*WHAT IS BEING ASKED*
Each record below should be output verbatim, without pictures.

* start MATERIAL SUPPLIED *

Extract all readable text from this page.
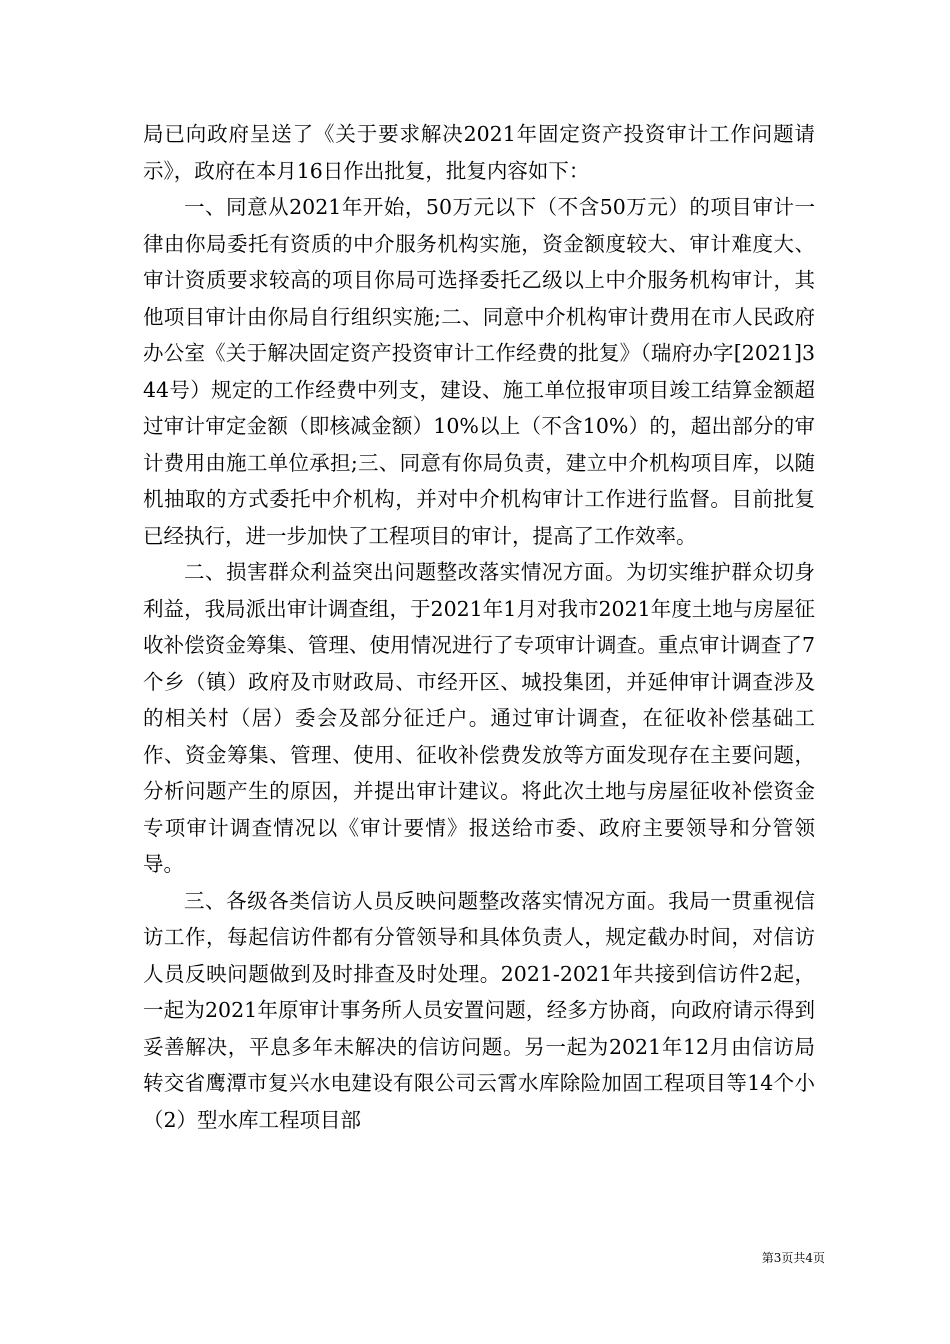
局已向政府呈送了《关于要求解决2021年固定资产投资审计工作问题请示》，政府在本月16日作出批复，批复内容如下：

一、同意从2021年开始，50万元以下（不含50万元）的项目审计一律由你局委托有资质的中介服务机构实施，资金额度较大、审计难度大、审计资质要求较高的项目你局可选择委托乙级以上中介服务机构审计，其他项目审计由你局自行组织实施;二、同意中介机构审计费用在市人民政府办公室《关于解决固定资产投资审计工作经费的批复》（瑞府办字[2021]344号）规定的工作经费中列支，建设、施工单位报审项目竣工结算金额超过审计审定金额（即核减金额）10%以上（不含10%）的，超出部分的审计费用由施工单位承担;三、同意有你局负责，建立中介机构项目库，以随机抽取的方式委托中介机构，并对中介机构审计工作进行监督。目前批复已经执行，进一步加快了工程项目的审计，提高了工作效率。

二、损害群众利益突出问题整改落实情况方面。为切实维护群众切身利益，我局派出审计调查组，于2021年1月对我市2021年度土地与房屋征收补偿资金筹集、管理、使用情况进行了专项审计调查。重点审计调查了7个乡（镇）政府及市财政局、市经开区、城投集团，并延伸审计调查涉及的相关村（居）委会及部分征迁户。通过审计调查，在征收补偿基础工作、资金筹集、管理、使用、征收补偿费发放等方面发现存在主要问题，分析问题产生的原因，并提出审计建议。将此次土地与房屋征收补偿资金专项审计调查情况以《审计要情》报送给市委、政府主要领导和分管领导。

三、各级各类信访人员反映问题整改落实情况方面。我局一贯重视信访工作，每起信访件都有分管领导和具体负责人，规定截办时间，对信访人员反映问题做到及时排查及时处理。2021-2021年共接到信访件2起，一起为2021年原审计事务所人员安置问题，经多方协商，向政府请示得到妥善解决，平息多年未解决的信访问题。另一起为2021年12月由信访局转交省鹰潭市复兴水电建设有限公司云霄水库除险加固工程项目等14个小（2）型水库工程项目部

第3页共4页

* end MATERIAL SUPPLIED *

*RESULT*
Extract all readable text from this page.
局已向政府呈送了《关于要求解决2021年固定资产投资审计工作问题请示》，政府在本月16日作出批复，批复内容如下：

一、同意从2021年开始，50万元以下（不含50万元）的项目审计一律由你局委托有资质的中介服务机构实施，资金额度较大、审计难度大、审计资质要求较高的项目你局可选择委托乙级以上中介服务机构审计，其他项目审计由你局自行组织实施;二、同意中介机构审计费用在市人民政府办公室《关于解决固定资产投资审计工作经费的批复》（瑞府办字[2021]344号）规定的工作经费中列支，建设、施工单位报审项目竣工结算金额超过审计审定金额（即核减金额）10%以上（不含10%）的，超出部分的审计费用由施工单位承担;三、同意有你局负责，建立中介机构项目库，以随机抽取的方式委托中介机构，并对中介机构审计工作进行监督。目前批复已经执行，进一步加快了工程项目的审计，提高了工作效率。

二、损害群众利益突出问题整改落实情况方面。为切实维护群众切身利益，我局派出审计调查组，于2021年1月对我市2021年度土地与房屋征收补偿资金筹集、管理、使用情况进行了专项审计调查。重点审计调查了7个乡（镇）政府及市财政局、市经开区、城投集团，并延伸审计调查涉及的相关村（居）委会及部分征迁户。通过审计调查，在征收补偿基础工作、资金筹集、管理、使用、征收补偿费发放等方面发现存在主要问题，分析问题产生的原因，并提出审计建议。将此次土地与房屋征收补偿资金专项审计调查情况以《审计要情》报送给市委、政府主要领导和分管领导。

三、各级各类信访人员反映问题整改落实情况方面。我局一贯重视信访工作，每起信访件都有分管领导和具体负责人，规定截办时间，对信访人员反映问题做到及时排查及时处理。2021-2021年共接到信访件2起，一起为2021年原审计事务所人员安置问题，经多方协商，向政府请示得到妥善解决，平息多年未解决的信访问题。另一起为2021年12月由信访局转交省鹰潭市复兴水电建设有限公司云霄水库除险加固工程项目等14个小（2）型水库工程项目部

第3页共4页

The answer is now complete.